Goal
Locate the word "Monocytes" in the material, then show every line that holds it.
------ Dataset extract ------
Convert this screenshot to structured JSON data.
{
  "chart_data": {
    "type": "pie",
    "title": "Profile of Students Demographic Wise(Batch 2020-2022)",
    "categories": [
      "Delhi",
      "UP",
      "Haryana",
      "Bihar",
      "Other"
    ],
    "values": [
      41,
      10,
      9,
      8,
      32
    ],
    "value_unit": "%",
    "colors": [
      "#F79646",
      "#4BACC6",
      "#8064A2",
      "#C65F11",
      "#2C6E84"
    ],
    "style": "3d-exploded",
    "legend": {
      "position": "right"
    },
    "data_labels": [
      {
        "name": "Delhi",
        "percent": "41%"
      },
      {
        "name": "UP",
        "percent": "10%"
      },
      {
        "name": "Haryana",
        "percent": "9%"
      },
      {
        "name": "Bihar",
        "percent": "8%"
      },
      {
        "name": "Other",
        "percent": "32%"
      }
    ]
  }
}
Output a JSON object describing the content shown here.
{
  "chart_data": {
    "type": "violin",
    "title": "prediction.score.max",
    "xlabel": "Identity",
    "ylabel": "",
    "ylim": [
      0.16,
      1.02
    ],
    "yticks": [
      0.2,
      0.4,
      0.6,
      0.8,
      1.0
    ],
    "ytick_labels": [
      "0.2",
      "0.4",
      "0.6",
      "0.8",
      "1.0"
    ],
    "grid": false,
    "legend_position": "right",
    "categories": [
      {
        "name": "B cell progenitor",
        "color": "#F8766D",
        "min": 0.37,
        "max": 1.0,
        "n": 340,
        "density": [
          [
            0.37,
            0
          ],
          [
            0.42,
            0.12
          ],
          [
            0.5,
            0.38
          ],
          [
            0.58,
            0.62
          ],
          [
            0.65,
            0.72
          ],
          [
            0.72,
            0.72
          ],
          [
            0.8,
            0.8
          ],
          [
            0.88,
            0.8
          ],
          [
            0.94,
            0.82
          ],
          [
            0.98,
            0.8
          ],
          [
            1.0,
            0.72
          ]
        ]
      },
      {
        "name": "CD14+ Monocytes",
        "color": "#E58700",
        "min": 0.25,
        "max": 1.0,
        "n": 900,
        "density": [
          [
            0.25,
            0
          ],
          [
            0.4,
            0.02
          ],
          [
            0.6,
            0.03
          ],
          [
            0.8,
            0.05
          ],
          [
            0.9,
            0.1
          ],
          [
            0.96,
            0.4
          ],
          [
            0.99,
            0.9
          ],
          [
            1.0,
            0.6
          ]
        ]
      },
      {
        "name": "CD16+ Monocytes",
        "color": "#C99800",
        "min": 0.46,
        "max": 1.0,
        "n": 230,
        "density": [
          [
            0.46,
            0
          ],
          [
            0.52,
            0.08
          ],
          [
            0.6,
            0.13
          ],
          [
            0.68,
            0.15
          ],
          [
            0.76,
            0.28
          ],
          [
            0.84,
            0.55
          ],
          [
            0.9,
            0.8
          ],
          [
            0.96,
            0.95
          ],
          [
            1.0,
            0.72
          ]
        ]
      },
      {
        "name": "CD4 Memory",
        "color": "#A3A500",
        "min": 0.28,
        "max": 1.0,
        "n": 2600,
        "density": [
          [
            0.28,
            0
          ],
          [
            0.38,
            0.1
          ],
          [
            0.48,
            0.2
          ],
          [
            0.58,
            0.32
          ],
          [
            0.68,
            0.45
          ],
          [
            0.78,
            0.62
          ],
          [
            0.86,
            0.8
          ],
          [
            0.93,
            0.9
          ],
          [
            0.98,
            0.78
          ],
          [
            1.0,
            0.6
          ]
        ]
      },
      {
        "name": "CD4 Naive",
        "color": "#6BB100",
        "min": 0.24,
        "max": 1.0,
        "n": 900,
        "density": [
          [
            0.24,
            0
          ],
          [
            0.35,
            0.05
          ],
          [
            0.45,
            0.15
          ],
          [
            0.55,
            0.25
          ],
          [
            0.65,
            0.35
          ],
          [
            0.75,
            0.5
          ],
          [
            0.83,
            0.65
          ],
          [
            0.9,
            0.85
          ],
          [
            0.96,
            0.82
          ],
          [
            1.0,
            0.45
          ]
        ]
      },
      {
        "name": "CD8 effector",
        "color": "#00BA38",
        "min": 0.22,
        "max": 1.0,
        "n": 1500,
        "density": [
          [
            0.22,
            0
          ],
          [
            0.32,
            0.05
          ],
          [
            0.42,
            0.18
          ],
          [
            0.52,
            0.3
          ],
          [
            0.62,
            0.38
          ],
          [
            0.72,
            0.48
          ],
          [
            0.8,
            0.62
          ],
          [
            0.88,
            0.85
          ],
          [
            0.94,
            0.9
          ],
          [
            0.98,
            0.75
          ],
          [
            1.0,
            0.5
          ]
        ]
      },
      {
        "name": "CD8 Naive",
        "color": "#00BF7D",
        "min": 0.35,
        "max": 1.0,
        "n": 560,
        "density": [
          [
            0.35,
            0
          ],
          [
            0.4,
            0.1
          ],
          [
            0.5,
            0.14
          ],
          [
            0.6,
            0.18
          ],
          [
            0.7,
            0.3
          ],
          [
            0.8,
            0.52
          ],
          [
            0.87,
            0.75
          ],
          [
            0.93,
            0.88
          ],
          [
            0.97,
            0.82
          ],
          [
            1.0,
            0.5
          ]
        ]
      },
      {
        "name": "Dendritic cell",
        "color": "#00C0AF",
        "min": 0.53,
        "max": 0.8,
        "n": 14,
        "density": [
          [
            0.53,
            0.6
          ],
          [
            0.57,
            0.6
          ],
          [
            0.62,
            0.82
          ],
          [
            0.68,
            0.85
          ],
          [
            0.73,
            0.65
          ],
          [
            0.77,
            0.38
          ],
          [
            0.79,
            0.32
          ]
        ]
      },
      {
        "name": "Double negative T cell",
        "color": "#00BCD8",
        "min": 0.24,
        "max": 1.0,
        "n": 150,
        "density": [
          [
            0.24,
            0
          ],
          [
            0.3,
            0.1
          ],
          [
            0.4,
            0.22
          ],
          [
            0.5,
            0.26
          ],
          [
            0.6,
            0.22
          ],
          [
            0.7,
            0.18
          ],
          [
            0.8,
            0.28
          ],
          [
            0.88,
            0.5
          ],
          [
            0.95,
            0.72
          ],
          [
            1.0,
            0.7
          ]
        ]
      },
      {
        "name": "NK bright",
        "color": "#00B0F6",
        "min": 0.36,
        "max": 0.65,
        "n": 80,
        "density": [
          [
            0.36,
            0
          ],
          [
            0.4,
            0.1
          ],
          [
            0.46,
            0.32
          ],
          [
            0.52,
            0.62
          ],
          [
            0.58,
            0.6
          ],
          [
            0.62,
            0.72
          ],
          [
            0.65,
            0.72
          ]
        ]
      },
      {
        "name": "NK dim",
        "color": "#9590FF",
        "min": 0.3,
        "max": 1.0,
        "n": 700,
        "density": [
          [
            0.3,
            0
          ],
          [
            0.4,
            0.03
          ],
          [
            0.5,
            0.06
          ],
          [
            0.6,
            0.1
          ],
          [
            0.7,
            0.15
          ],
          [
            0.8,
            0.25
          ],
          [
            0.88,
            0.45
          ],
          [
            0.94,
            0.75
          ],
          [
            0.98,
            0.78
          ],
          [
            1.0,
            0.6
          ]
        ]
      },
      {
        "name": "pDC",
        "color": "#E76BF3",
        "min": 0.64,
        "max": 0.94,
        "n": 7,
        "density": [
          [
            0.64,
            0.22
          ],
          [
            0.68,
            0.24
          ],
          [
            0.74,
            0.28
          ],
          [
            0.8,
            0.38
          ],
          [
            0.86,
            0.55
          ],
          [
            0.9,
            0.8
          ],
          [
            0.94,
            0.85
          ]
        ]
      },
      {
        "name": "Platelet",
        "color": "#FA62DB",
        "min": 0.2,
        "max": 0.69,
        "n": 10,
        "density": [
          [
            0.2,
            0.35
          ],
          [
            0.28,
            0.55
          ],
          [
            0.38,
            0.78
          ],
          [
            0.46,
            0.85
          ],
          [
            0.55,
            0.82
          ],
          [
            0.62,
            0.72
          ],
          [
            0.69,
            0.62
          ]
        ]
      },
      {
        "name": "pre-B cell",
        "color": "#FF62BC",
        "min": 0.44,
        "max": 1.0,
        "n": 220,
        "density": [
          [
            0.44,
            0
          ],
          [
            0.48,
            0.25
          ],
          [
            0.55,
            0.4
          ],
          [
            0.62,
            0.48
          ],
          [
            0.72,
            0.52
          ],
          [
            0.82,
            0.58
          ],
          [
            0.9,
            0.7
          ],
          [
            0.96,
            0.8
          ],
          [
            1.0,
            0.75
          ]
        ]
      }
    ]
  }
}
------
Solution to this task
        "name": "CD14+ Monocytes",
        "name": "CD16+ Monocytes",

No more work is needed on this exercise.